▸ Input
┄┄┄┄┄┄┄┄┄┄┄┄┄┄┄┄┄┄┄┄
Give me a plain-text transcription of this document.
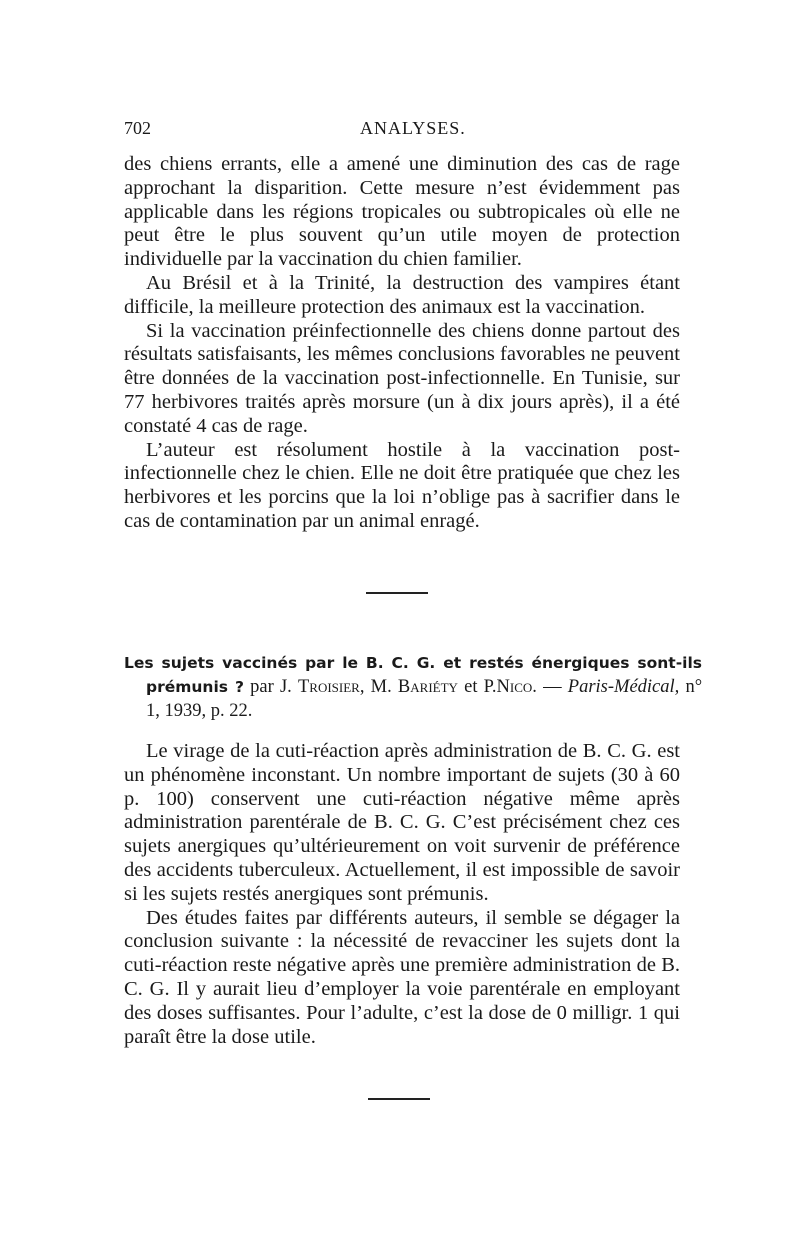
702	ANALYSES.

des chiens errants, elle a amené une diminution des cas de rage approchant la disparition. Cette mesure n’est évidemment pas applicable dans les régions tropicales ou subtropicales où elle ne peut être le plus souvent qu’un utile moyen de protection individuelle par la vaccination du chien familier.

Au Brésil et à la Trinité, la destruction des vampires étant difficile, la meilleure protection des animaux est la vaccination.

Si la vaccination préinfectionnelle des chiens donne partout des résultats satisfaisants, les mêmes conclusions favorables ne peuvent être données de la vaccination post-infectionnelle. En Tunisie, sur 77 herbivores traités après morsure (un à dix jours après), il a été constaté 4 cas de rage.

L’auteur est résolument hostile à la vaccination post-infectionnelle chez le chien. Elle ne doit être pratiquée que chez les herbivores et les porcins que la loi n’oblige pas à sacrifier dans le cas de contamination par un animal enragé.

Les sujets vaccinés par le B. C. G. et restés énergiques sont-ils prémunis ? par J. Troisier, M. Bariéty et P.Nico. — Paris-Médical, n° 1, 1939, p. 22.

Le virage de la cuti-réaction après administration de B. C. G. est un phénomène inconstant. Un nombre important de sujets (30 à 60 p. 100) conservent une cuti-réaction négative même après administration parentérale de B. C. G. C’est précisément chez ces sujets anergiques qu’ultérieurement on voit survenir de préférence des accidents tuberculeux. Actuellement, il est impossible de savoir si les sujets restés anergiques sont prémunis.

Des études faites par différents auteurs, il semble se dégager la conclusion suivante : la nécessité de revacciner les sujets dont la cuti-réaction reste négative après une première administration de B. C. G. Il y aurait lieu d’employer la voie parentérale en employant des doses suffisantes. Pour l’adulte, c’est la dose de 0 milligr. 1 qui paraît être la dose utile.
┄┄┄┄┄┄┄┄┄┄┄┄┄┄┄┄┄┄┄┄
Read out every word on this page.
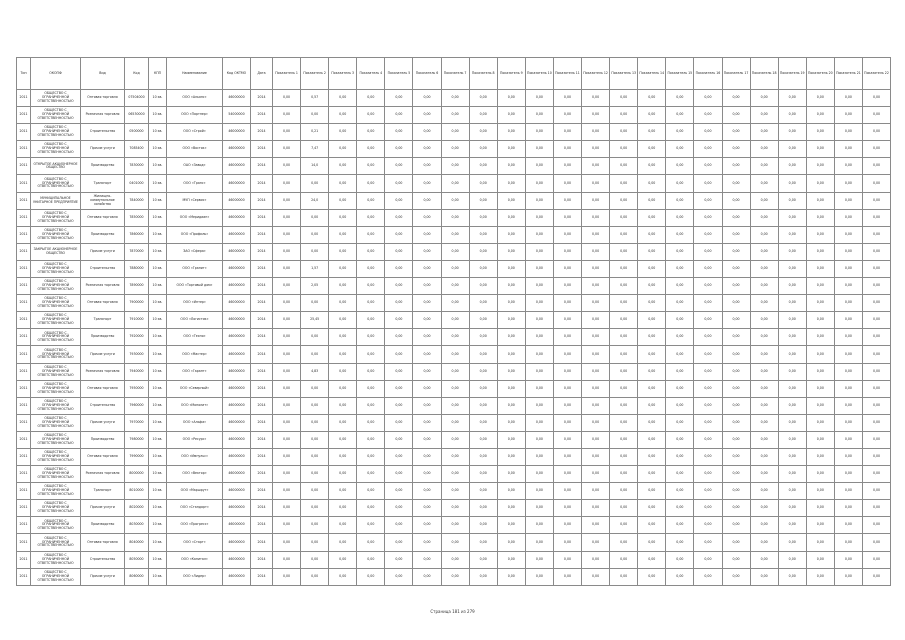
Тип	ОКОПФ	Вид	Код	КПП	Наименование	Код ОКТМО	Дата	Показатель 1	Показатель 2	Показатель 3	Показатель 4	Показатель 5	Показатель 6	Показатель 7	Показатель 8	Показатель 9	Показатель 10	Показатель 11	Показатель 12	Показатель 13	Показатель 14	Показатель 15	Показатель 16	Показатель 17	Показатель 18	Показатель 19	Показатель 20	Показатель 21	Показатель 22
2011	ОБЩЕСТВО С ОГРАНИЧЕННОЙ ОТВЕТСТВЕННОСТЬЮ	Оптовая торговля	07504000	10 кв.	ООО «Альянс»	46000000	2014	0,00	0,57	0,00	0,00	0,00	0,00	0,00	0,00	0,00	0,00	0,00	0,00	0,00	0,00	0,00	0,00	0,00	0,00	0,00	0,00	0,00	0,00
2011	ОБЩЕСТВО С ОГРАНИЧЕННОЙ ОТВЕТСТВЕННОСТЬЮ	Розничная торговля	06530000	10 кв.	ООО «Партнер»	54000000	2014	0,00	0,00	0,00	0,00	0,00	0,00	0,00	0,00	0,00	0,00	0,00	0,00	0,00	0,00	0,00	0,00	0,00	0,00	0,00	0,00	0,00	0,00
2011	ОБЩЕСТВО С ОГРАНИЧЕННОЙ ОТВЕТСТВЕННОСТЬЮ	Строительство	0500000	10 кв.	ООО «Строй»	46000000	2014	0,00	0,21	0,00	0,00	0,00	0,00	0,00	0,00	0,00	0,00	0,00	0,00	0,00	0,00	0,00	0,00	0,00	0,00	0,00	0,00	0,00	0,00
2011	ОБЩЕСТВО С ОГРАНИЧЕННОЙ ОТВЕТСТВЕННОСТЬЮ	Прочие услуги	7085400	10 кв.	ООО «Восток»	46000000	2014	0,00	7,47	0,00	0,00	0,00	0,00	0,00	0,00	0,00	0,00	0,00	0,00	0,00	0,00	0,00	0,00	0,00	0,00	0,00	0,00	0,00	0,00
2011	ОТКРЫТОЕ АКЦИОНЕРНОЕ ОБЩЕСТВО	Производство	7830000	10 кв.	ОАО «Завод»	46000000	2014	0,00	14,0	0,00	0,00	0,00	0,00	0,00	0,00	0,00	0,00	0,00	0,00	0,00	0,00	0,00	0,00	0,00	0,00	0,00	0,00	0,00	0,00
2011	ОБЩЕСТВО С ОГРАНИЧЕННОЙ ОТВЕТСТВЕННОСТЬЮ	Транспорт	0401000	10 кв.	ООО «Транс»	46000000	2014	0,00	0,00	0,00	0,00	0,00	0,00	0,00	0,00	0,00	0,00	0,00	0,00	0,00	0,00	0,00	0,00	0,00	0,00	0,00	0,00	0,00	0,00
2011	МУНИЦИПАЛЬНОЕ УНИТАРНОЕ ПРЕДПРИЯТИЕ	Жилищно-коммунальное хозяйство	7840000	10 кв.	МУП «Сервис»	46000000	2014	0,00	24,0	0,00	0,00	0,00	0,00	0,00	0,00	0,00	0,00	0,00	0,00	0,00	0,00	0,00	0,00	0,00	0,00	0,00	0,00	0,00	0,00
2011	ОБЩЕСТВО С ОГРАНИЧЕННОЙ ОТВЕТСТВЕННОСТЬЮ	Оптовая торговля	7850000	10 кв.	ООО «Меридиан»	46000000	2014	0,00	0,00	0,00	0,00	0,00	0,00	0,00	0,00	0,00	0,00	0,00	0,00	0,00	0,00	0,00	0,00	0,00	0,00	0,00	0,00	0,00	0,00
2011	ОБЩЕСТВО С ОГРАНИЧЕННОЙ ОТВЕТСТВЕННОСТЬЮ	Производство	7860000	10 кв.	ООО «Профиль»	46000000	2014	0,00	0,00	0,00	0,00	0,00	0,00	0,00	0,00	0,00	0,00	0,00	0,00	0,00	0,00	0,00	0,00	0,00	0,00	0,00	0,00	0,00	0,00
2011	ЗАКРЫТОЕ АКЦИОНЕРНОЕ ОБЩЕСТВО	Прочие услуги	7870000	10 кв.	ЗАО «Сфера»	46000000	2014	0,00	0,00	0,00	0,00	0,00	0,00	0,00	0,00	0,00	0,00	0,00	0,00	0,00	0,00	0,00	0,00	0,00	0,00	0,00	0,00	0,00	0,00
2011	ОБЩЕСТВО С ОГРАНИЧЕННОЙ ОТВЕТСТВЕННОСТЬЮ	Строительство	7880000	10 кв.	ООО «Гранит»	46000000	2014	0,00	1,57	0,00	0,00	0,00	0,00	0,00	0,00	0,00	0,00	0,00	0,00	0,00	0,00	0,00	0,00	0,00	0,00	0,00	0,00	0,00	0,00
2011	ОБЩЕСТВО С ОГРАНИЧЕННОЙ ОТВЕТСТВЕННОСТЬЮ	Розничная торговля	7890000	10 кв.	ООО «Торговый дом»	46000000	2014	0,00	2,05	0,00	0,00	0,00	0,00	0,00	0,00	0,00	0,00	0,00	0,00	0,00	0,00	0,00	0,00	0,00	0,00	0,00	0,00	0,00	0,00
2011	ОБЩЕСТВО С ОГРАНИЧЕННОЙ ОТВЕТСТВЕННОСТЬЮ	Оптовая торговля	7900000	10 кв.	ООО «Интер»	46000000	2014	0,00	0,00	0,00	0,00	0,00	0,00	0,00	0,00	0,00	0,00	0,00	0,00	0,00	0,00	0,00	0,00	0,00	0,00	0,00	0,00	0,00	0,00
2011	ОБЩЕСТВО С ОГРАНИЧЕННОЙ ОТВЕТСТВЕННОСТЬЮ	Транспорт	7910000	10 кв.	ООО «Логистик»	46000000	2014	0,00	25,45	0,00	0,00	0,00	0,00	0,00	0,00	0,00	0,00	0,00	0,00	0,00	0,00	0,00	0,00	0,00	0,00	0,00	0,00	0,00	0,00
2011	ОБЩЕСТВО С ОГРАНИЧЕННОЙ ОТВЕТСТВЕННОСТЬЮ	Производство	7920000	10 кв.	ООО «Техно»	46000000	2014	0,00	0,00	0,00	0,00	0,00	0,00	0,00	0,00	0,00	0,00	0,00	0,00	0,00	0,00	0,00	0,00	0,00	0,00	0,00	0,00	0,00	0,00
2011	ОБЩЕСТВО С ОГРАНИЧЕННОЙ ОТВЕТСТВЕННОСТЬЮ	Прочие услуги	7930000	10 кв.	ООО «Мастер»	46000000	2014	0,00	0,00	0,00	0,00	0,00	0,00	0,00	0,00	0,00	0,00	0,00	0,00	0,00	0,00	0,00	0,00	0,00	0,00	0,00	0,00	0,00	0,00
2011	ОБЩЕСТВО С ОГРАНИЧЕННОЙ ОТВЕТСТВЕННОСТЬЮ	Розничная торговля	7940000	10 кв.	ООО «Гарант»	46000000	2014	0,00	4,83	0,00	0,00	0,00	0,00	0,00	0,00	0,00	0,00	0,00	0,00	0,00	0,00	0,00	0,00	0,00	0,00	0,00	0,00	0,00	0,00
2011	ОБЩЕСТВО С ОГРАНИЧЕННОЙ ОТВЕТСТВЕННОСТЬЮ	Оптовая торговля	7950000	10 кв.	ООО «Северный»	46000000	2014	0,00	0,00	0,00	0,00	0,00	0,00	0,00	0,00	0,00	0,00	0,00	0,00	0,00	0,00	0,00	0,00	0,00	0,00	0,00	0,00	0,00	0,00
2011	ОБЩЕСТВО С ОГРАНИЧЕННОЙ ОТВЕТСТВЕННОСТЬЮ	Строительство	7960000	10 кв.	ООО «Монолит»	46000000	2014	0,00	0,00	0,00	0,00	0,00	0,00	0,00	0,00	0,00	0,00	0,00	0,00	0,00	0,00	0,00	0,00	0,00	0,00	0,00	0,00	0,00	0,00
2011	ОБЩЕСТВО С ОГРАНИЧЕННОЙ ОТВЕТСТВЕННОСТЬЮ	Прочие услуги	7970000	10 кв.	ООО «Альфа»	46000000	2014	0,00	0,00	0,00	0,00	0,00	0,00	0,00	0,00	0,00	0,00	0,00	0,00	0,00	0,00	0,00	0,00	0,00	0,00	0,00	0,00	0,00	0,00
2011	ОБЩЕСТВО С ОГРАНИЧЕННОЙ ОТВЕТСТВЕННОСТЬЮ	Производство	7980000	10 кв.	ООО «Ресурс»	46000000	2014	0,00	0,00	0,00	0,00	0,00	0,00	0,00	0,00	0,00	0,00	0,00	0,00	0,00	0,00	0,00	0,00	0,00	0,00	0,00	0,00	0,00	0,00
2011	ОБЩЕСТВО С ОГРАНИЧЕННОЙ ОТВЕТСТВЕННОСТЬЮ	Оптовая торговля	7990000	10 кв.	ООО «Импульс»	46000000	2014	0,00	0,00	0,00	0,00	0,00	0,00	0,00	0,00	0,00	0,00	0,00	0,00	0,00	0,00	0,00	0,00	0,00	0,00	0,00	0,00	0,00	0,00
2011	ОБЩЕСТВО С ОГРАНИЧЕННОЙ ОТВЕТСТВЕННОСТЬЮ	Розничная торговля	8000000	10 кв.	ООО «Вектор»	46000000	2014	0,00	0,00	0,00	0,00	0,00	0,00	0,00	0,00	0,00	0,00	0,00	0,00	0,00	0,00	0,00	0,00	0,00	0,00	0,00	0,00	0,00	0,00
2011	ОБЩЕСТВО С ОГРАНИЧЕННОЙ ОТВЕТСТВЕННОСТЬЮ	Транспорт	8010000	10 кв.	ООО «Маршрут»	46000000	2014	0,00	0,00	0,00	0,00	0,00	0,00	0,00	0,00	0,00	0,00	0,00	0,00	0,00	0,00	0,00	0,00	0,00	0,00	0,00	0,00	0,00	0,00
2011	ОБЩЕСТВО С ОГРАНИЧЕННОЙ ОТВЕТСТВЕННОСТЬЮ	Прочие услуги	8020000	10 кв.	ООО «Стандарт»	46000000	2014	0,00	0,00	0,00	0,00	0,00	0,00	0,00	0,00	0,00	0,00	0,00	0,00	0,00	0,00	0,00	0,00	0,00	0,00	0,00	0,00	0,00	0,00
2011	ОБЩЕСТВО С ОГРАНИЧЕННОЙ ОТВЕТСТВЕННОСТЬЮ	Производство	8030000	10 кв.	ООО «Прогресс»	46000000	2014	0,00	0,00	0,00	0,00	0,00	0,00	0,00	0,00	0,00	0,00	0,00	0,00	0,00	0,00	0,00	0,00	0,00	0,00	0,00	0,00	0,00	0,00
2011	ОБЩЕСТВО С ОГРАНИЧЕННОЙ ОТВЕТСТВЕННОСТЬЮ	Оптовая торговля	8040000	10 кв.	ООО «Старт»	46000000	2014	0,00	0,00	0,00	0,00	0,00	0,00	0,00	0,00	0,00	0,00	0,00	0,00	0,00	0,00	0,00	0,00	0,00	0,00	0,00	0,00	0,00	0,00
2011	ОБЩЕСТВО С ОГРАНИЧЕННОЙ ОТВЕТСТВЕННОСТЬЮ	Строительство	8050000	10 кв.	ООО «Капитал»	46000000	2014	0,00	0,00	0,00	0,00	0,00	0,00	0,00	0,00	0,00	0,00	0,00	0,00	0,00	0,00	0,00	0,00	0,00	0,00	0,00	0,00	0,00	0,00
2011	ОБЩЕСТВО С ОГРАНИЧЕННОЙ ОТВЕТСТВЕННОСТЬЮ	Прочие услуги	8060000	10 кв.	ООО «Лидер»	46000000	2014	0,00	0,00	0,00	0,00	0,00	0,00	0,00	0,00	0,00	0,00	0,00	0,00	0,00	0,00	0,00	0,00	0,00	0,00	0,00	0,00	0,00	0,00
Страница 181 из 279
┄┄┄┄┄┄┄┄┄┄┄┄┄┄┄┄┄┄┄┄
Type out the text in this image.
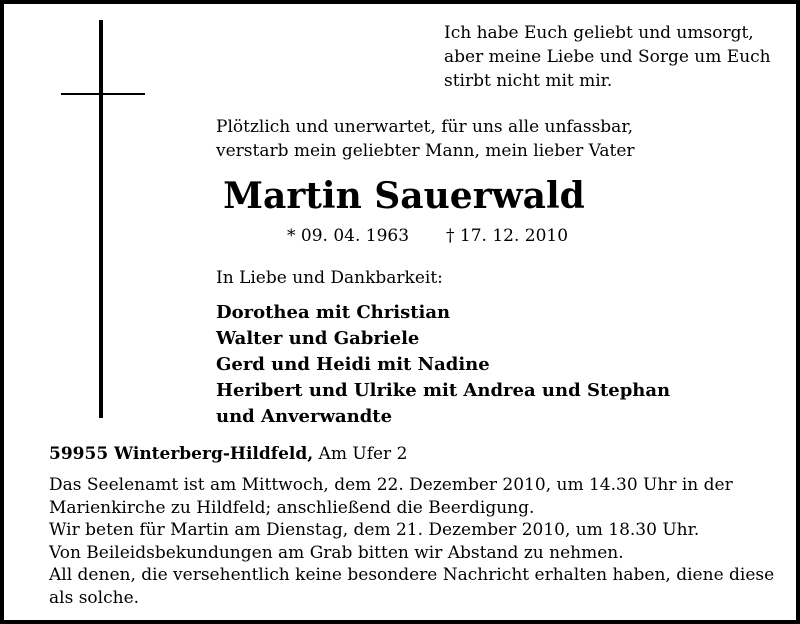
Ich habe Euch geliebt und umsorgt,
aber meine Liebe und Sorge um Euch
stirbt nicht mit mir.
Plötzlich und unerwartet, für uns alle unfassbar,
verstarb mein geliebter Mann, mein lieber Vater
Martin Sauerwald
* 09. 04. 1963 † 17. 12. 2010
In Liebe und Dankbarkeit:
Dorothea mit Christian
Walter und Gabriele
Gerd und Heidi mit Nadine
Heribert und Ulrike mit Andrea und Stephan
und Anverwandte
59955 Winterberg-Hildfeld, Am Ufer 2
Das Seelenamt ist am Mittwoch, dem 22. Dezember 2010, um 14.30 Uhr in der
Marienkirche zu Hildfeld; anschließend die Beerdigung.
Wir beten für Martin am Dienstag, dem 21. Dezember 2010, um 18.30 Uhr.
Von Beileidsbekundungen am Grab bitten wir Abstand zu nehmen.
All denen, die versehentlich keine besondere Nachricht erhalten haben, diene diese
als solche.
┄┄┄┄┄┄┄┄┄┄┄┄┄┄┄┄┄┄┄┄
▸ Stated goal
From the data above, pick out each line containing "Hildfeld" and copy it.

▸ The output
59955 Winterberg-Hildfeld, Am Ufer 2
Marienkirche zu Hildfeld; anschließend die Beerdigung.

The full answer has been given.